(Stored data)
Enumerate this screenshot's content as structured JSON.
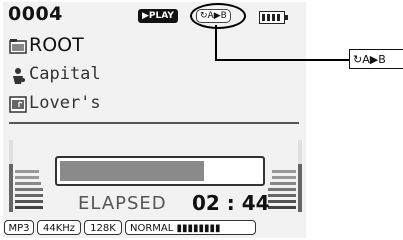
{
  "device": {
    "track_number": "0004",
    "play_state": "▶PLAY",
    "repeat_mode": "↻A▶B",
    "battery_icon": "battery-full-icon",
    "folder": "ROOT",
    "artist": "Capital",
    "title": "Lover's",
    "progress_fraction": 0.72,
    "elapsed_label": "ELAPSED",
    "elapsed_time": "02 : 44",
    "status": {
      "format": "MP3",
      "sample_rate": "44KHz",
      "bitrate": "128K",
      "eq_mode": "NORMAL ▮▮▮▮▮▮▮▮"
    }
  },
  "callout": {
    "label": "↻A▶B"
  },
  "colors": {
    "screen_bg": "#f2f2f2",
    "progress_fill": "#8a8a8a",
    "badge_bg": "#111111"
  }
}
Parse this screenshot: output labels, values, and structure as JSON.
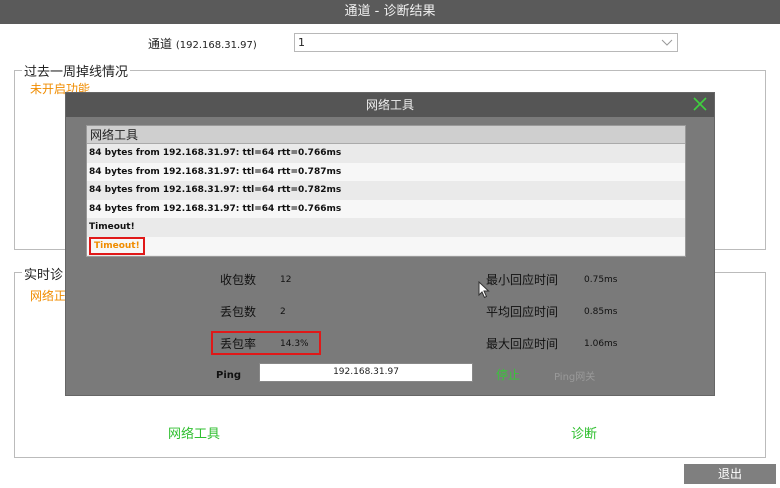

Description of the task.
Write out all the entries exactly, except for the pictures.

Task answer.
Enumerate this screenshot's content as structured JSON.
{
  "device": {
    "track_number": "0004",
    "play_state": "▶PLAY",
    "repeat_mode": "↻A▶B",
    "battery_icon": "battery-full-icon",
    "folder": "ROOT",
    "artist": "Capital",
    "title": "Lover's",
    "progress_fraction": 0.72,
    "elapsed_label": "ELAPSED",
    "elapsed_time": "02 : 44",
    "status": {
      "format": "MP3",
      "sample_rate": "44KHz",
      "bitrate": "128K",
      "eq_mode": "NORMAL ▮▮▮▮▮▮▮▮"
    }
  },
  "callout": {
    "label": "↻A▶B"
  },
  "colors": {
    "screen_bg": "#f2f2f2",
    "progress_fill": "#8a8a8a",
    "badge_bg": "#111111"
  }
}
Parse this screenshot: output labels, values, and structure as JSON.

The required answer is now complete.